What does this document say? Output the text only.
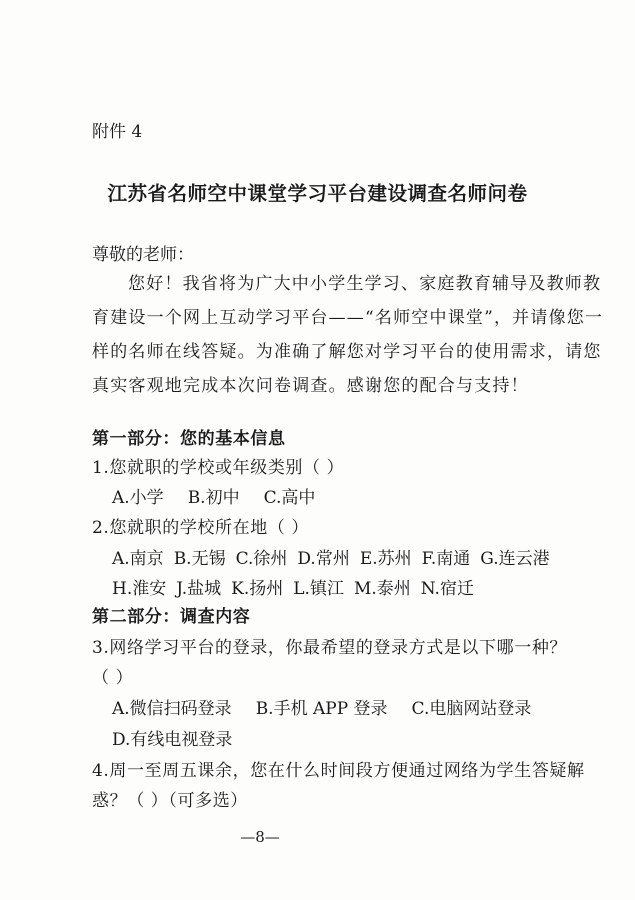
附件 4
江苏省名师空中课堂学习平台建设调查名师问卷
尊敬的老师：
您好！我省将为广大中小学生学习、家庭教育辅导及教师教
育建设一个网上互动学习平台——“名师空中课堂”，并请像您一
样的名师在线答疑。为准确了解您对学习平台的使用需求，请您
真实客观地完成本次问卷调查。感谢您的配合与支持！
第一部分：您的基本信息
1.您就职的学校或年级类别（ ）
A.小学 B.初中 C.高中
2.您就职的学校所在地（ ）
A.南京 B.无锡 C.徐州 D.常州 E.苏州 F.南通 G.连云港
H.淮安 J.盐城 K.扬州 L.镇江 M.泰州 N.宿迁
第二部分：调查内容
3.网络学习平台的登录，你最希望的登录方式是以下哪一种？
（ ）
A.微信扫码登录 B.手机 APP 登录 C.电脑网站登录
D.有线电视登录
4.周一至周五课余，您在什么时间段方便通过网络为学生答疑解
惑？（ ）（可多选）
—8—
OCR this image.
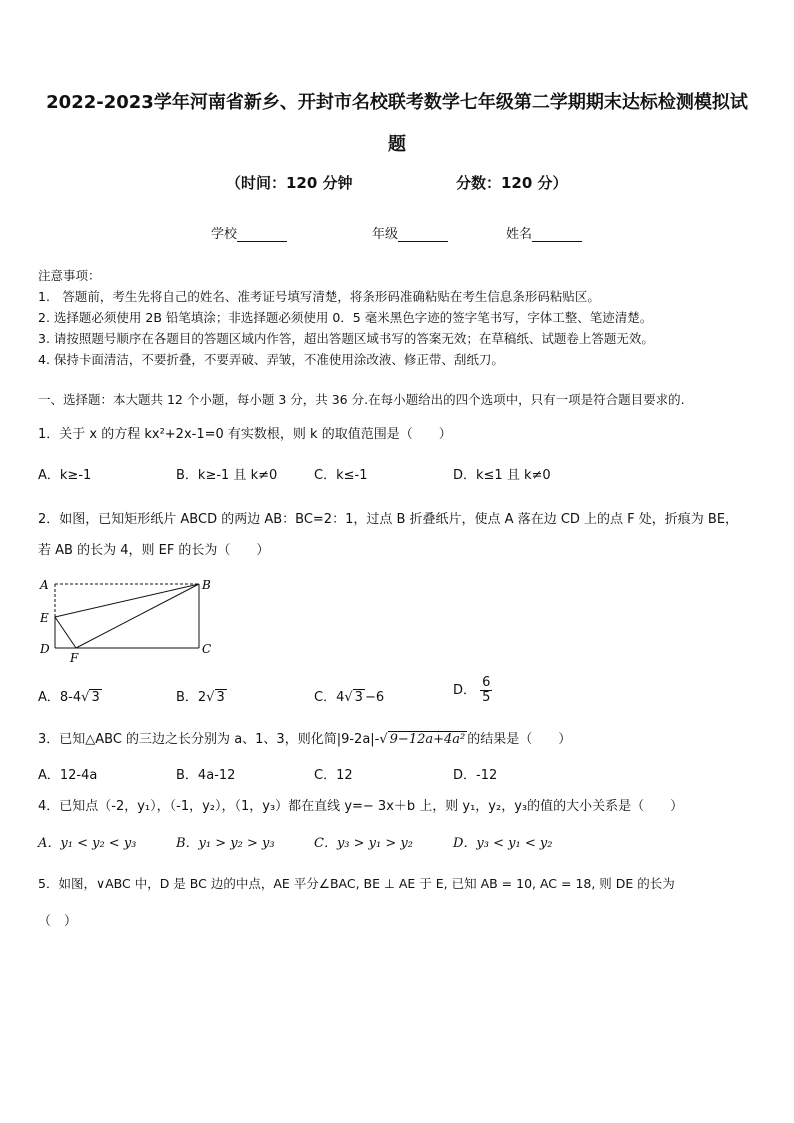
2022-2023学年河南省新乡、开封市名校联考数学七年级第二学期期末达标检测模拟试
题
（时间：120 分钟	分数：120 分）
学校	年级	姓名
注意事项：
1.　答题前，考生先将自己的姓名、准考证号填写清楚，将条形码准确粘贴在考生信息条形码粘贴区。
2. 选择题必须使用 2B 铅笔填涂；非选择题必须使用 0．5 毫米黑色字迹的签字笔书写，字体工整、笔迹清楚。
3. 请按照题号顺序在各题目的答题区域内作答，超出答题区域书写的答案无效；在草稿纸、试题卷上答题无效。
4. 保持卡面清洁，不要折叠，不要弄破、弄皱，不准使用涂改液、修正带、刮纸刀。
一、选择题：本大题共 12 个小题，每小题 3 分，共 36 分.在每小题给出的四个选项中，只有一项是符合题目要求的.
1．关于 x 的方程 kx²+2x-1=0 有实数根，则 k 的取值范围是（　　）
A．k≥-1	B．k≥-1 且 k≠0	C．k≤-1	D．k≤1 且 k≠0
2．如图，已知矩形纸片 ABCD 的两边 AB：BC=2：1，过点 B 折叠纸片，使点 A 落在边 CD 上的点 F 处，折痕为 BE，
若 AB 的长为 4，则 EF 的长为（　　）
A	B
E
D
F
C
A．8-4√ 3	B．2√ 3	C．4√ 3 −6	D． $\frac{6}{5}$
3．已知△ABC 的三边之长分别为 a、1、3，则化简|9-2a|-√ 9−12a+4a² 的结果是（　　）
A．12-4a	B．4a-12	C．12	D．-12
4．已知点（-2，y₁），（-1，y₂），（1，y₃）都在直线 y=− 3x＋b 上，则 y₁，y₂，y₃的值的大小关系是（　　）
A．y₁ < y₂ < y₃	B．y₁ > y₂ > y₃	C．y₃ > y₁ > y₂	D．y₃ < y₁ < y₂
5．如图，∨ABC 中，D 是 BC 边的中点，AE 平分∠BAC, BE ⊥ AE 于 E, 已知 AB = 10, AC = 18, 则 DE 的长为
（　）
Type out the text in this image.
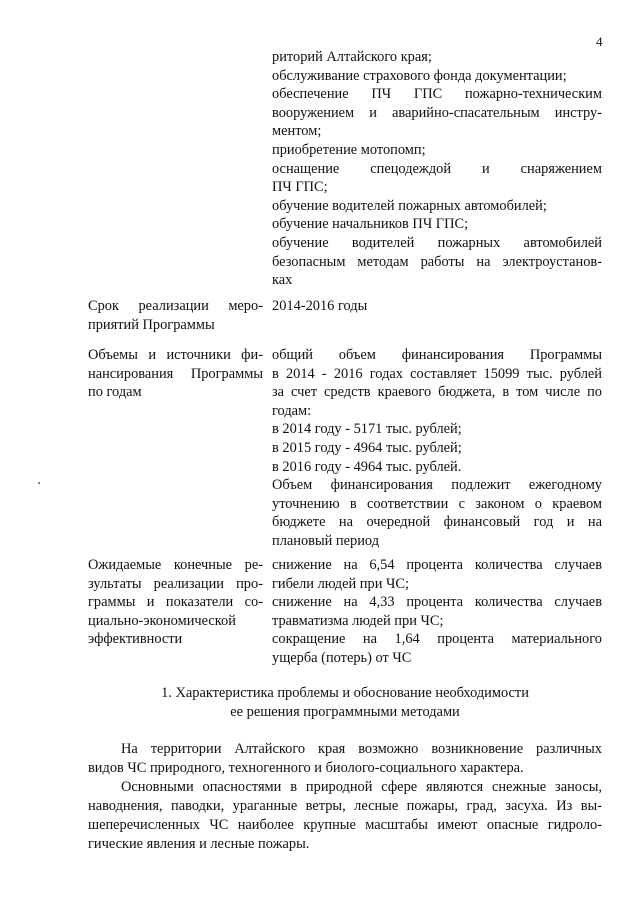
4
риторий Алтайского края;
обслуживание страхового фонда документации;
обеспечение ПЧ ГПС пожарно-техническим
вооружением и аварийно-спасательным инстру-
ментом;
приобретение мотопомп;
оснащение спецодеждой и снаряжением
ПЧ ГПС;
обучение водителей пожарных автомобилей;
обучение начальников ПЧ ГПС;
обучение водителей пожарных автомобилей
безопасным методам работы на электроустанов-
ках
Срок реализации меро-
приятий Программы
2014-2016 годы
Объемы и источники фи-
нансирования Программы
по годам
общий объем финансирования Программы
в 2014 - 2016 годах составляет 15099 тыс. рублей
за счет средств краевого бюджета, в том числе по
годам:
в 2014 году - 5171 тыс. рублей;
в 2015 году - 4964 тыс. рублей;
в 2016 году - 4964 тыс. рублей.
Объем финансирования подлежит ежегодному
уточнению в соответствии с законом о краевом
бюджете на очередной финансовый год и на
плановый период
Ожидаемые конечные ре-
зультаты реализации про-
граммы и показатели со-
циально-экономической
эффективности
снижение на 6,54 процента количества случаев
гибели людей при ЧС;
снижение на 4,33 процента количества случаев
травматизма людей при ЧС;
сокращение на 1,64 процента материального
ущерба (потерь) от ЧС
1. Характеристика проблемы и обоснование необходимости
ее решения программными методами
На территории Алтайского края возможно возникновение различных
видов ЧС природного, техногенного и биолого-социального характера.
Основными опасностями в природной сфере являются снежные заносы,
наводнения, паводки, ураганные ветры, лесные пожары, град, засуха. Из вы-
шеперечисленных ЧС наиболее крупные масштабы имеют опасные гидроло-
гические явления и лесные пожары.
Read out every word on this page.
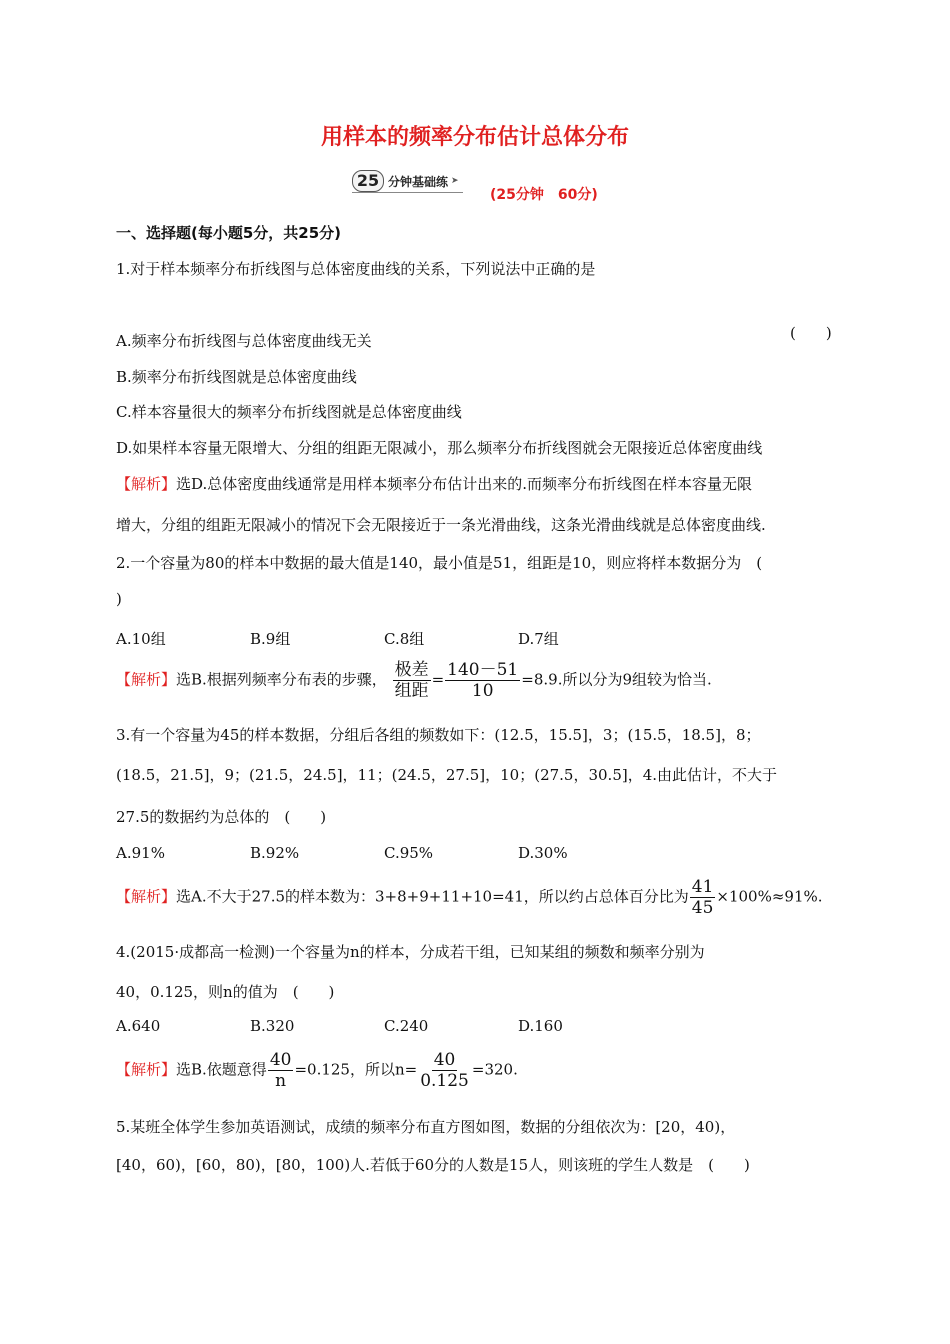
用样本的频率分布估计总体分布
25 分钟基础练 ➤
(25分钟　60分)
一、选择题(每小题5分，共25分)
1.对于样本频率分布折线图与总体密度曲线的关系，下列说法中正确的是
(　　)
A.频率分布折线图与总体密度曲线无关
B.频率分布折线图就是总体密度曲线
C.样本容量很大的频率分布折线图就是总体密度曲线
D.如果样本容量无限增大、分组的组距无限减小，那么频率分布折线图就会无限接近总体密度曲线
【解析】选D.总体密度曲线通常是用样本频率分布估计出来的.而频率分布折线图在样本容量无限
增大，分组的组距无限减小的情况下会无限接近于一条光滑曲线，这条光滑曲线就是总体密度曲线.
2.一个容量为80的样本中数据的最大值是140，最小值是51，组距是10，则应将样本数据分为　(
)
A.10组	B.9组	C.8组	D.7组
【解析】选B.根据列频率分布表的步骤， $\frac{\text{极差}}{\text{组距}} = \frac{140-51}{10} =8.9$.所以分为9组较为恰当.
3.有一个容量为45的样本数据，分组后各组的频数如下：(12.5，15.5]，3；(15.5，18.5]，8；
(18.5，21.5]，9；(21.5，24.5]，11；(24.5，27.5]，10；(27.5，30.5]，4.由此估计，不大于
27.5的数据约为总体的　(　　)
A.91%	B.92%	C.95%	D.30%
【解析】选A.不大于27.5的样本数为：3+8+9+11+10=41，所以约占总体百分比为 $\frac{41}{45} \times 100\%\approx 91\%$.
4.(2015·成都高一检测)一个容量为n的样本，分成若干组，已知某组的频数和频率分别为
40，0.125，则n的值为　(　　)
A.640	B.320	C.240	D.160
【解析】选B.依题意得 $\frac{40}{n} =0.125$，所以$n= \frac{40}{0.125} =320$.
5.某班全体学生参加英语测试，成绩的频率分布直方图如图，数据的分组依次为：[20，40)，
[40，60)，[60，80)，[80，100)人.若低于60分的人数是15人，则该班的学生人数是　(　　)
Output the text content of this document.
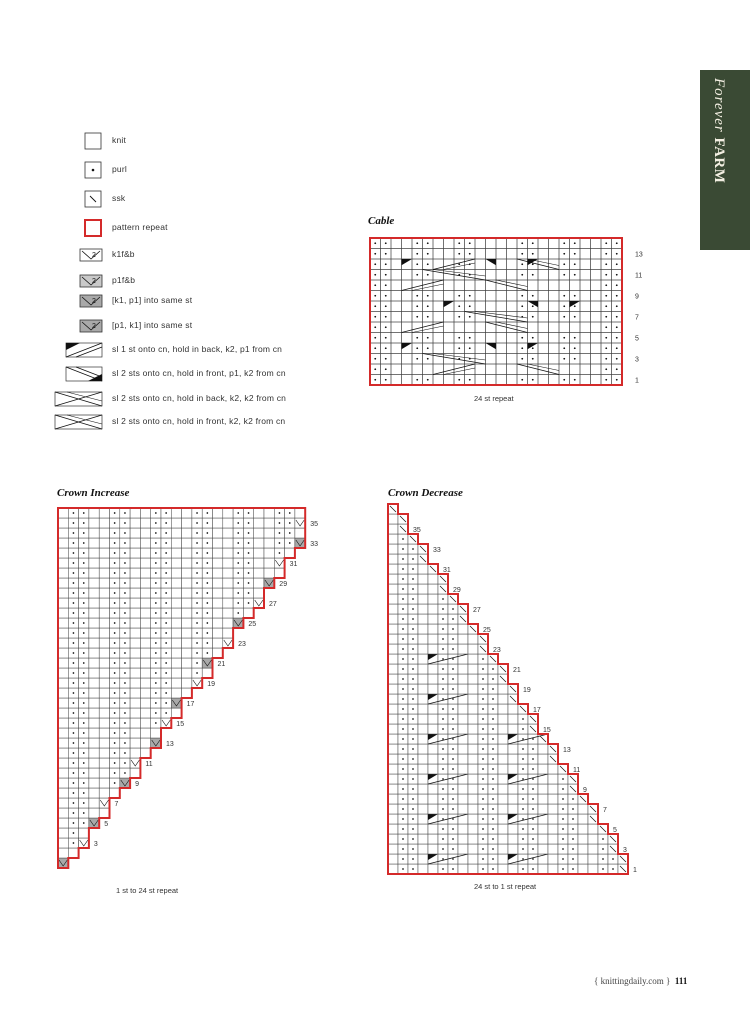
Forever FARM
knit
purl
ssk
pattern repeat
2 k1f&b
2 p1f&b
2 [k1, p1] into same st
2 [p1, k1] into same st
sl 1 st onto cn, hold in back, k2, p1 from cn
sl 2 sts onto cn, hold in front, p1, k2 from cn
sl 2 sts onto cn, hold in back, k2, k2 from cn
sl 2 sts onto cn, hold in front, k2, k2 from cn
Cable
13
11
9
7
5
3
1
24 st repeat
Crown Increase
35
33
31
29
27
25
23
21
19
17
15
13
11
9
7
5
3
1 st to 24 st repeat
Crown Decrease
35
33
31
29
27
25
23
21
19
17
15
13
11
9
7
5
3
1
24 st to 1 st repeat
{ knittingdaily.com } 111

______

Exercise aim - List all lines where "front" occurs.

Finished answer -
sl 2 sts onto cn, hold in front, p1, k2 from cn
sl 2 sts onto cn, hold in front, k2, k2 from cn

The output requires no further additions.